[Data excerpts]
Start

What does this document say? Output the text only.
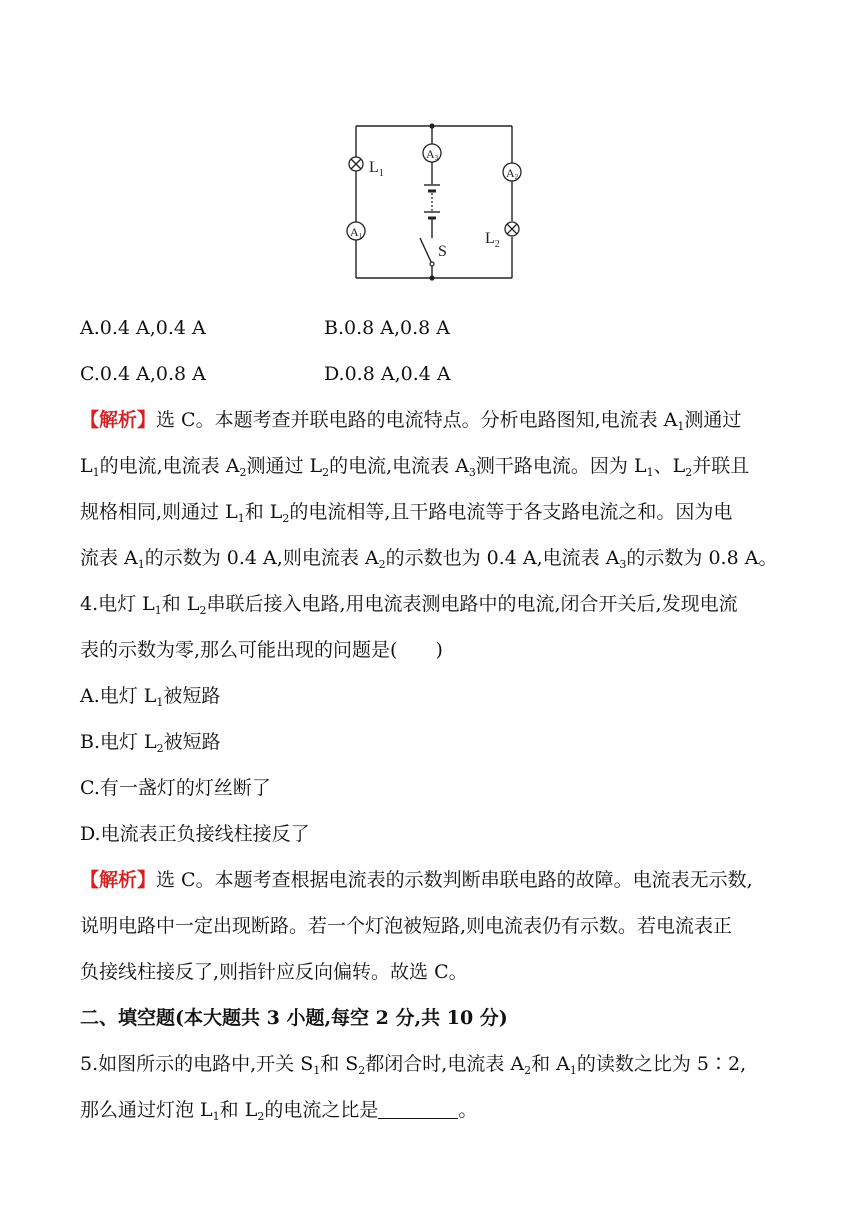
$L_1$
A1
A3
A2
$L_2$
S
A.0.4 A,0.4 A	B.0.8 A,0.8 A
C.0.4 A,0.8 A	D.0.8 A,0.4 A
【解析】选 C。本题考查并联电路的电流特点。分析电路图知,电流表 $A_1$测通过
$L_1$的电流,电流表 $A_2$测通过 $L_2$的电流,电流表 $A_3$测干路电流。因为 $L_1$、$L_2$并联且
规格相同,则通过 $L_1$和 $L_2$的电流相等,且干路电流等于各支路电流之和。因为电
流表 $A_1$的示数为 0.4 A,则电流表 $A_2$的示数也为 0.4 A,电流表 $A_3$的示数为 0.8 A。
4.电灯 $L_1$和 $L_2$串联后接入电路,用电流表测电路中的电流,闭合开关后,发现电流
表的示数为零,那么可能出现的问题是(　　)
A.电灯 $L_1$被短路
B.电灯 $L_2$被短路
C.有一盏灯的灯丝断了
D.电流表正负接线柱接反了
【解析】选 C。本题考查根据电流表的示数判断串联电路的故障。电流表无示数,
说明电路中一定出现断路。若一个灯泡被短路,则电流表仍有示数。若电流表正
负接线柱接反了,则指针应反向偏转。故选 C。
二、填空题(本大题共 3 小题,每空 2 分,共 10 分)
5.如图所示的电路中,开关 $S_1$和 $S_2$都闭合时,电流表 $A_2$和 $A_1$的读数之比为 5∶2,
那么通过灯泡 $L_1$和 $L_2$的电流之比是	。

End

DIRECTIVE: Set down all the entries exactly as they appear, but skip any pictures.

SOLUTION TO THIS EXERCISE:
What does this document say? Output the text only.
$L_1$
A1
A3
A2
$L_2$
S
A.0.4 A,0.4 A	B.0.8 A,0.8 A
C.0.4 A,0.8 A	D.0.8 A,0.4 A
【解析】选 C。本题考查并联电路的电流特点。分析电路图知,电流表 $A_1$测通过
$L_1$的电流,电流表 $A_2$测通过 $L_2$的电流,电流表 $A_3$测干路电流。因为 $L_1$、$L_2$并联且
规格相同,则通过 $L_1$和 $L_2$的电流相等,且干路电流等于各支路电流之和。因为电
流表 $A_1$的示数为 0.4 A,则电流表 $A_2$的示数也为 0.4 A,电流表 $A_3$的示数为 0.8 A。
4.电灯 $L_1$和 $L_2$串联后接入电路,用电流表测电路中的电流,闭合开关后,发现电流
表的示数为零,那么可能出现的问题是(　　)
A.电灯 $L_1$被短路
B.电灯 $L_2$被短路
C.有一盏灯的灯丝断了
D.电流表正负接线柱接反了
【解析】选 C。本题考查根据电流表的示数判断串联电路的故障。电流表无示数,
说明电路中一定出现断路。若一个灯泡被短路,则电流表仍有示数。若电流表正
负接线柱接反了,则指针应反向偏转。故选 C。
二、填空题(本大题共 3 小题,每空 2 分,共 10 分)
5.如图所示的电路中,开关 $S_1$和 $S_2$都闭合时,电流表 $A_2$和 $A_1$的读数之比为 5∶2,
那么通过灯泡 $L_1$和 $L_2$的电流之比是	。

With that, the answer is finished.